Stated exercise | Each record below is to be copied word for word, with pictures removed.

Supplied data |
────

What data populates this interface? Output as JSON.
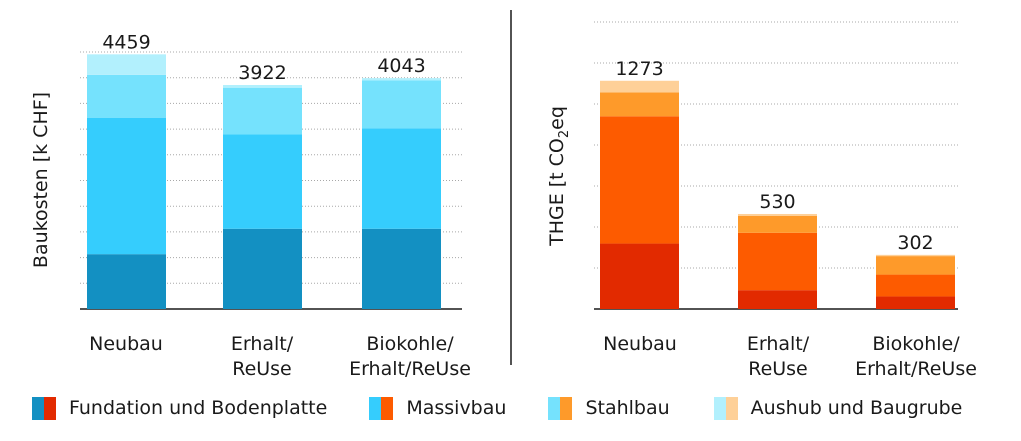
{
  "chart_data": [
    {
      "type": "bar",
      "stacked": true,
      "ylabel": "Baukosten [k CHF]",
      "categories": [
        "Neubau",
        "Erhalt/ ReUse",
        "Biokohle/ Erhalt/ReUse"
      ],
      "category_lines": [
        [
          "Neubau"
        ],
        [
          "Erhalt/",
          "ReUse"
        ],
        [
          "Biokohle/",
          "Erhalt/ReUse"
        ]
      ],
      "totals": [
        "4459",
        "3922",
        "4043"
      ],
      "ylim": [
        0,
        4500
      ],
      "grid": true,
      "series": [
        {
          "name": "Fundation und Bodenplatte",
          "color": "#1390c2",
          "values": [
            960,
            1405,
            1405
          ]
        },
        {
          "name": "Massivbau",
          "color": "#35cdfd",
          "values": [
            2390,
            1650,
            1760
          ]
        },
        {
          "name": "Stahlbau",
          "color": "#75e2fd",
          "values": [
            750,
            820,
            840
          ]
        },
        {
          "name": "Aushub und Baugrube",
          "color": "#b2f0fd",
          "values": [
            359,
            47,
            38
          ]
        }
      ]
    },
    {
      "type": "bar",
      "stacked": true,
      "ylabel": "THGE [t CO2eq",
      "ylabel_parts": {
        "pre": "THGE [t CO",
        "sub": "2",
        "post": "eq"
      },
      "categories": [
        "Neubau",
        "Erhalt/ ReUse",
        "Biokohle/ Erhalt/ReUse"
      ],
      "category_lines": [
        [
          "Neubau"
        ],
        [
          "Erhalt/",
          "ReUse"
        ],
        [
          "Biokohle/",
          "Erhalt/ReUse"
        ]
      ],
      "totals": [
        "1273",
        "530",
        "302"
      ],
      "ylim": [
        0,
        1400
      ],
      "grid": true,
      "series": [
        {
          "name": "Fundation und Bodenplatte",
          "color": "#e22a00",
          "values": [
            365,
            105,
            70
          ]
        },
        {
          "name": "Massivbau",
          "color": "#fd5b00",
          "values": [
            710,
            320,
            122
          ]
        },
        {
          "name": "Stahlbau",
          "color": "#fe9a2a",
          "values": [
            133,
            95,
            103
          ]
        },
        {
          "name": "Aushub und Baugrube",
          "color": "#fed098",
          "values": [
            65,
            10,
            7
          ]
        }
      ]
    }
  ],
  "legend": [
    {
      "label": "Fundation und Bodenplatte",
      "colors": [
        "#1390c2",
        "#e22a00"
      ]
    },
    {
      "label": "Massivbau",
      "colors": [
        "#35cdfd",
        "#fd5b00"
      ]
    },
    {
      "label": "Stahlbau",
      "colors": [
        "#75e2fd",
        "#fe9a2a"
      ]
    },
    {
      "label": "Aushub und Baugrube",
      "colors": [
        "#b2f0fd",
        "#fed098"
      ]
    }
  ]
}
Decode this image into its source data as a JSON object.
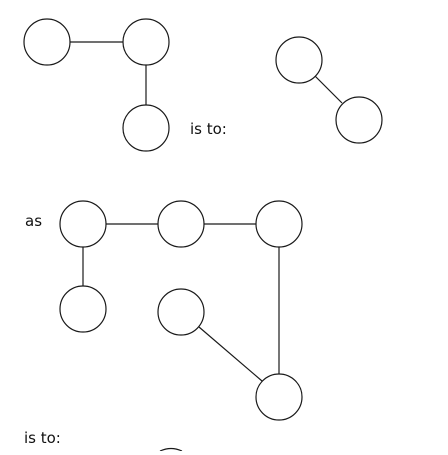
{
  "labels": {
    "is_to_1": "is to:",
    "as": "as",
    "is_to_2": "is to:"
  },
  "colors": {
    "stroke": "#1a1a1a",
    "background": "#ffffff",
    "text": "#111111"
  }
}
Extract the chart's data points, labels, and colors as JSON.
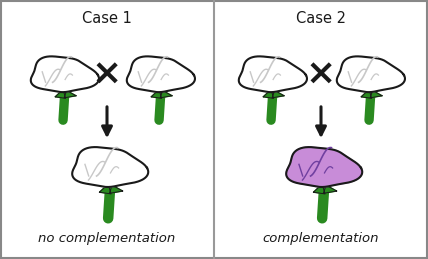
{
  "title_case1": "Case 1",
  "title_case2": "Case 2",
  "label_case1": "no complementation",
  "label_case2": "complementation",
  "bg_color": "#ffffff",
  "border_color": "#888888",
  "flower_white_fill": "#ffffff",
  "flower_white_detail": "#c8c8c8",
  "flower_white_outline": "#1a1a1a",
  "flower_purple_fill": "#c88cd8",
  "flower_purple_detail": "#7040a0",
  "flower_purple_outline": "#1a1a1a",
  "stem_color": "#2a8a20",
  "cross_color": "#1a1a1a",
  "arrow_color": "#1a1a1a",
  "divider_color": "#999999",
  "text_color": "#1a1a1a",
  "title_fontsize": 10.5,
  "label_fontsize": 9.5
}
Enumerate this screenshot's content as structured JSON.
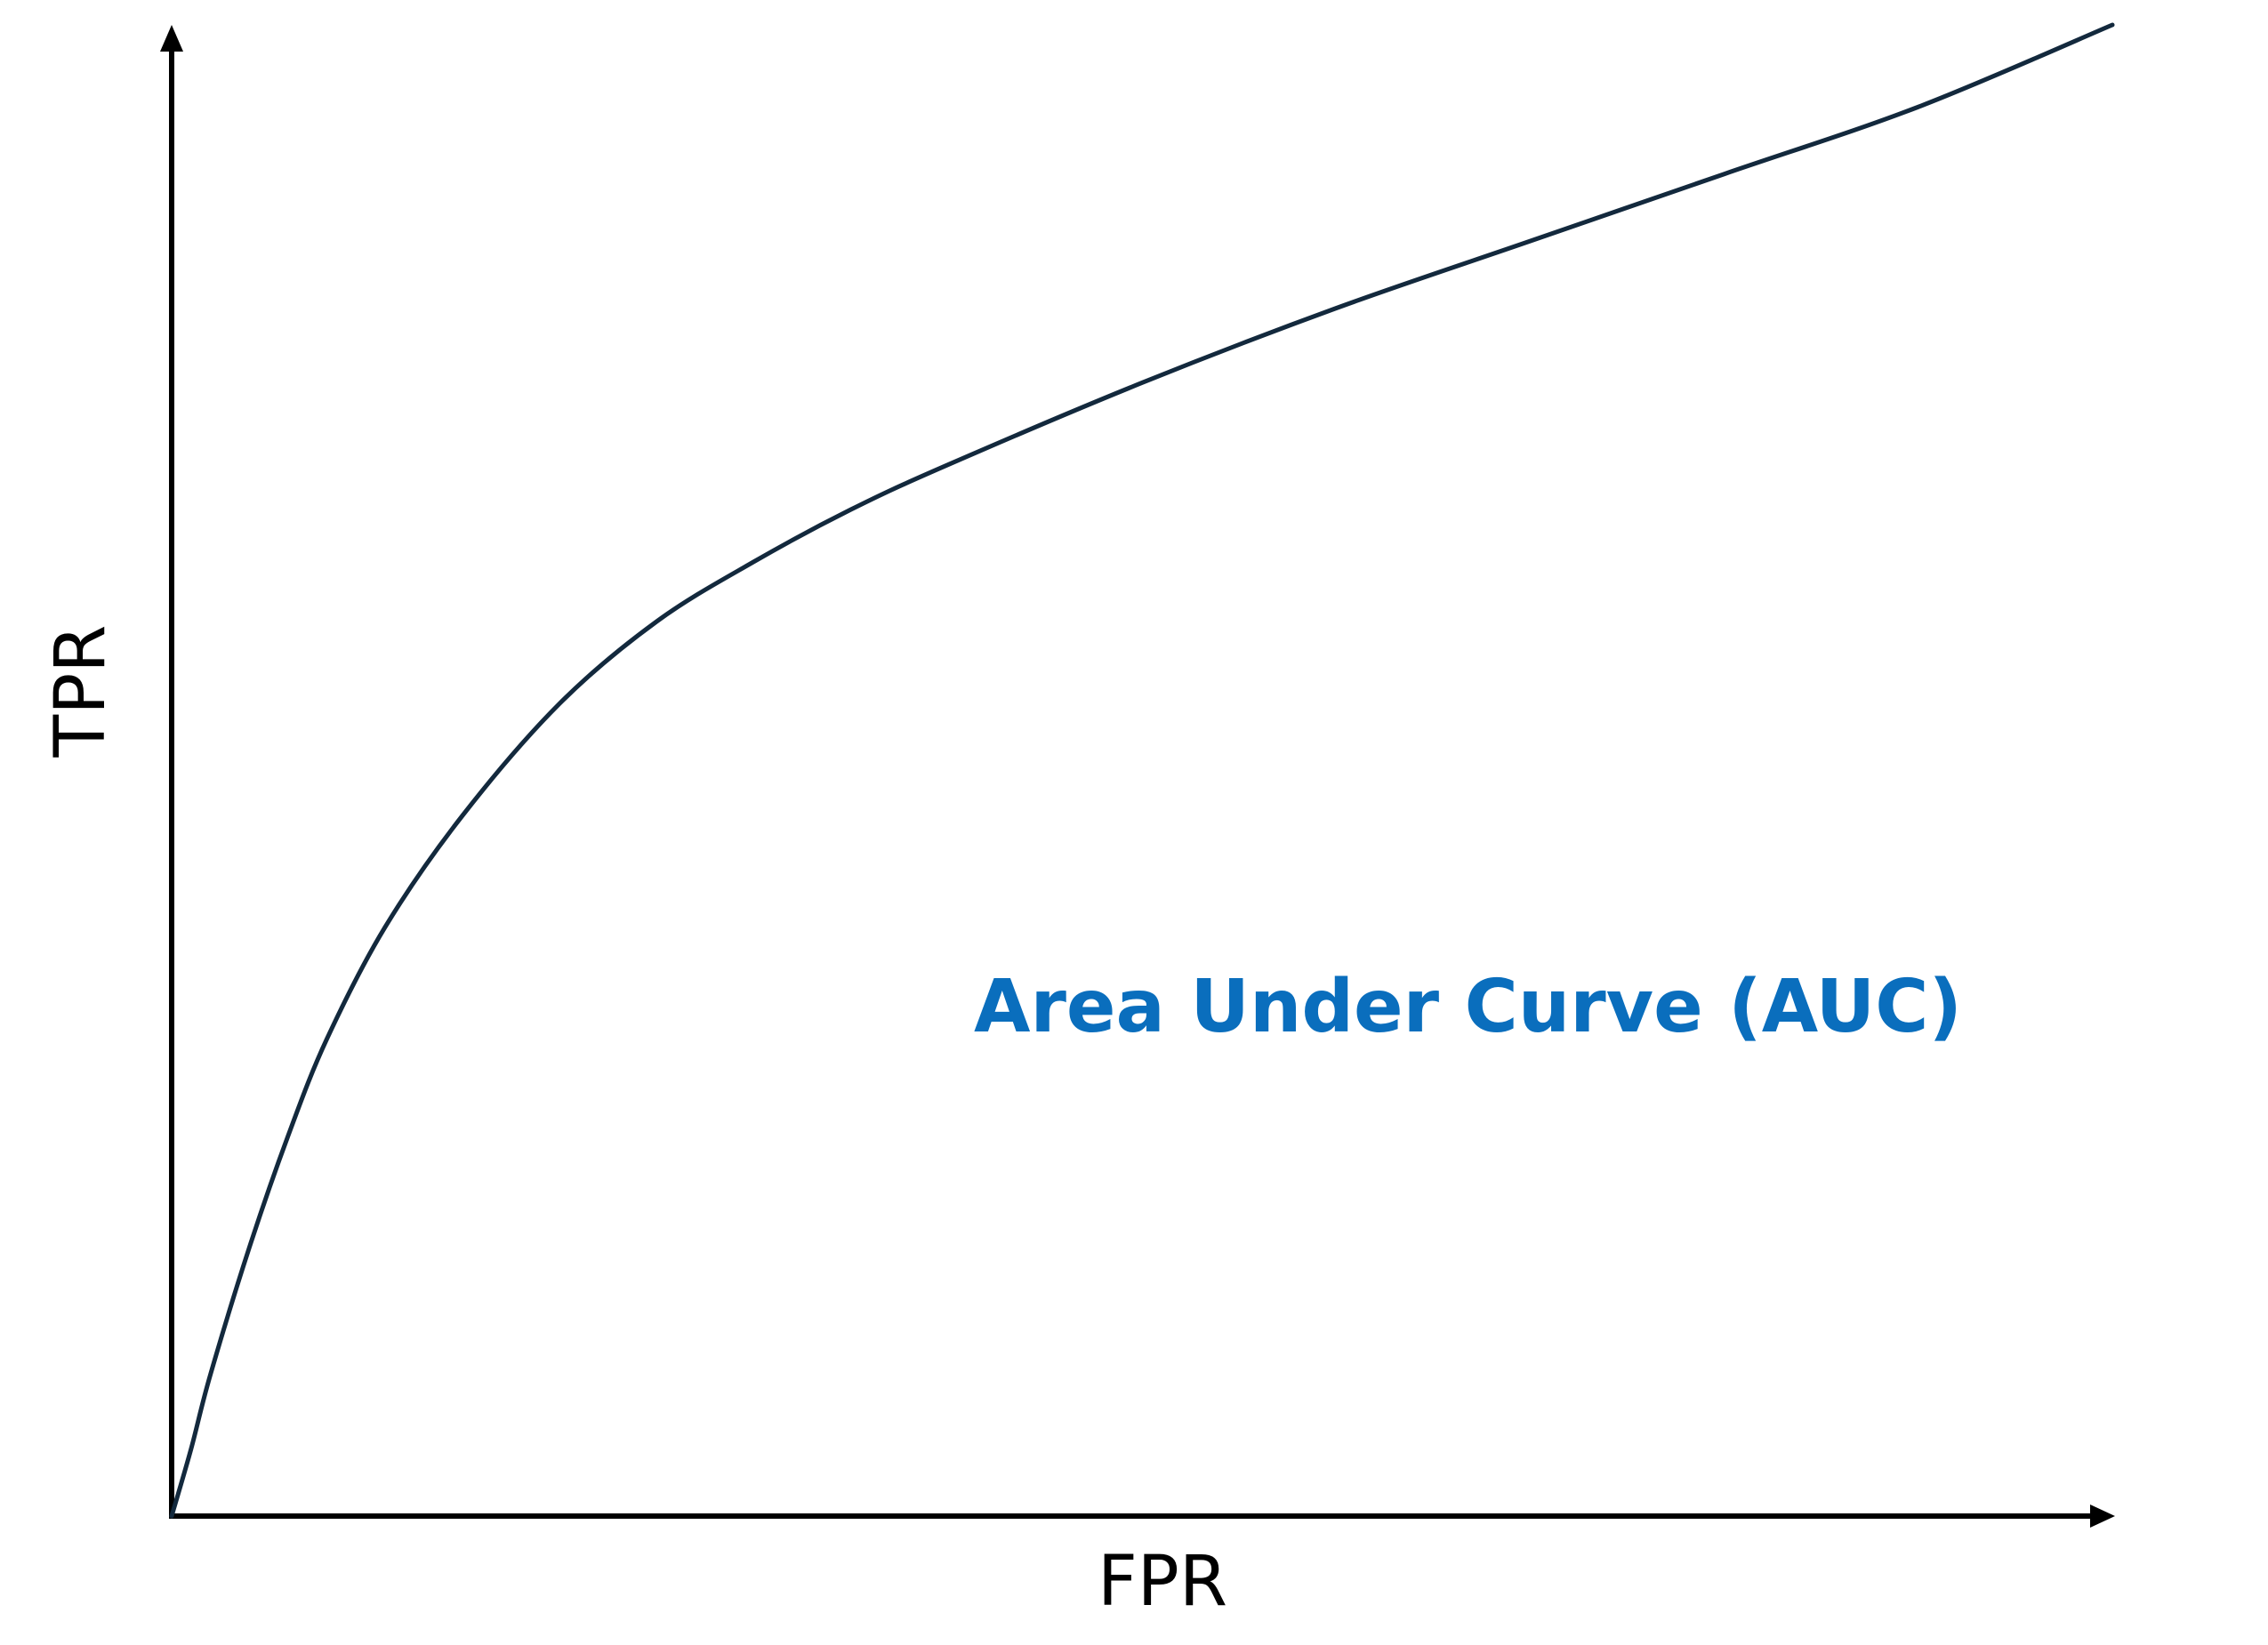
{
  "chart_data": {
    "type": "line",
    "title": "",
    "xlabel": "FPR",
    "ylabel": "TPR",
    "xlim": [
      0,
      1
    ],
    "ylim": [
      0,
      1
    ],
    "grid": false,
    "series": [
      {
        "x": [
          0.0,
          0.01,
          0.02,
          0.04,
          0.06,
          0.08,
          0.11,
          0.15,
          0.2,
          0.25,
          0.3,
          0.35,
          0.4,
          0.5,
          0.6,
          0.7,
          0.8,
          0.9,
          1.0
        ],
        "y": [
          0.0,
          0.045,
          0.095,
          0.18,
          0.255,
          0.32,
          0.395,
          0.47,
          0.545,
          0.6,
          0.64,
          0.675,
          0.705,
          0.76,
          0.81,
          0.855,
          0.9,
          0.945,
          1.0
        ],
        "color": "#13293d"
      }
    ],
    "annotations": [
      {
        "text": "Area Under Curve (AUC)",
        "color": "#0a6ebd"
      }
    ]
  }
}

────

Result below |
What data populates this interface? Output as JSON.
{
  "chart_data": [
    {
      "type": "bar",
      "stacked": true,
      "ylabel": "Baukosten [k CHF]",
      "categories": [
        "Neubau",
        "Erhalt/ ReUse",
        "Biokohle/ Erhalt/ReUse"
      ],
      "category_lines": [
        [
          "Neubau"
        ],
        [
          "Erhalt/",
          "ReUse"
        ],
        [
          "Biokohle/",
          "Erhalt/ReUse"
        ]
      ],
      "totals": [
        "4459",
        "3922",
        "4043"
      ],
      "ylim": [
        0,
        4500
      ],
      "grid": true,
      "series": [
        {
          "name": "Fundation und Bodenplatte",
          "color": "#1390c2",
          "values": [
            960,
            1405,
            1405
          ]
        },
        {
          "name": "Massivbau",
          "color": "#35cdfd",
          "values": [
            2390,
            1650,
            1760
          ]
        },
        {
          "name": "Stahlbau",
          "color": "#75e2fd",
          "values": [
            750,
            820,
            840
          ]
        },
        {
          "name": "Aushub und Baugrube",
          "color": "#b2f0fd",
          "values": [
            359,
            47,
            38
          ]
        }
      ]
    },
    {
      "type": "bar",
      "stacked": true,
      "ylabel": "THGE [t CO2eq",
      "ylabel_parts": {
        "pre": "THGE [t CO",
        "sub": "2",
        "post": "eq"
      },
      "categories": [
        "Neubau",
        "Erhalt/ ReUse",
        "Biokohle/ Erhalt/ReUse"
      ],
      "category_lines": [
        [
          "Neubau"
        ],
        [
          "Erhalt/",
          "ReUse"
        ],
        [
          "Biokohle/",
          "Erhalt/ReUse"
        ]
      ],
      "totals": [
        "1273",
        "530",
        "302"
      ],
      "ylim": [
        0,
        1400
      ],
      "grid": true,
      "series": [
        {
          "name": "Fundation und Bodenplatte",
          "color": "#e22a00",
          "values": [
            365,
            105,
            70
          ]
        },
        {
          "name": "Massivbau",
          "color": "#fd5b00",
          "values": [
            710,
            320,
            122
          ]
        },
        {
          "name": "Stahlbau",
          "color": "#fe9a2a",
          "values": [
            133,
            95,
            103
          ]
        },
        {
          "name": "Aushub und Baugrube",
          "color": "#fed098",
          "values": [
            65,
            10,
            7
          ]
        }
      ]
    }
  ],
  "legend": [
    {
      "label": "Fundation und Bodenplatte",
      "colors": [
        "#1390c2",
        "#e22a00"
      ]
    },
    {
      "label": "Massivbau",
      "colors": [
        "#35cdfd",
        "#fd5b00"
      ]
    },
    {
      "label": "Stahlbau",
      "colors": [
        "#75e2fd",
        "#fe9a2a"
      ]
    },
    {
      "label": "Aushub und Baugrube",
      "colors": [
        "#b2f0fd",
        "#fed098"
      ]
    }
  ]
}
Decode this image into its source data as a JSON object.
{
  "labels": {
    "is_to_1": "is to:",
    "as": "as",
    "is_to_2": "is to:"
  },
  "colors": {
    "stroke": "#1a1a1a",
    "background": "#ffffff",
    "text": "#111111"
  }
}
Extract the chart's data points, labels, and colors as JSON.
{
  "title_case1": "Case 1",
  "title_case2": "Case 2",
  "label_case1": "no complementation",
  "label_case2": "complementation",
  "bg_color": "#ffffff",
  "border_color": "#888888",
  "flower_white_fill": "#ffffff",
  "flower_white_detail": "#c8c8c8",
  "flower_white_outline": "#1a1a1a",
  "flower_purple_fill": "#c88cd8",
  "flower_purple_detail": "#7040a0",
  "flower_purple_outline": "#1a1a1a",
  "stem_color": "#2a8a20",
  "cross_color": "#1a1a1a",
  "arrow_color": "#1a1a1a",
  "divider_color": "#999999",
  "text_color": "#1a1a1a",
  "title_fontsize": 10.5,
  "label_fontsize": 9.5
}
Enumerate this screenshot's content as structured JSON.
{
  "chart_data": {
    "type": "line",
    "title": "",
    "xlabel": "FPR",
    "ylabel": "TPR",
    "xlim": [
      0,
      1
    ],
    "ylim": [
      0,
      1
    ],
    "grid": false,
    "series": [
      {
        "x": [
          0.0,
          0.01,
          0.02,
          0.04,
          0.06,
          0.08,
          0.11,
          0.15,
          0.2,
          0.25,
          0.3,
          0.35,
          0.4,
          0.5,
          0.6,
          0.7,
          0.8,
          0.9,
          1.0
        ],
        "y": [
          0.0,
          0.045,
          0.095,
          0.18,
          0.255,
          0.32,
          0.395,
          0.47,
          0.545,
          0.6,
          0.64,
          0.675,
          0.705,
          0.76,
          0.81,
          0.855,
          0.9,
          0.945,
          1.0
        ],
        "color": "#13293d"
      }
    ],
    "annotations": [
      {
        "text": "Area Under Curve (AUC)",
        "color": "#0a6ebd"
      }
    ]
  }
}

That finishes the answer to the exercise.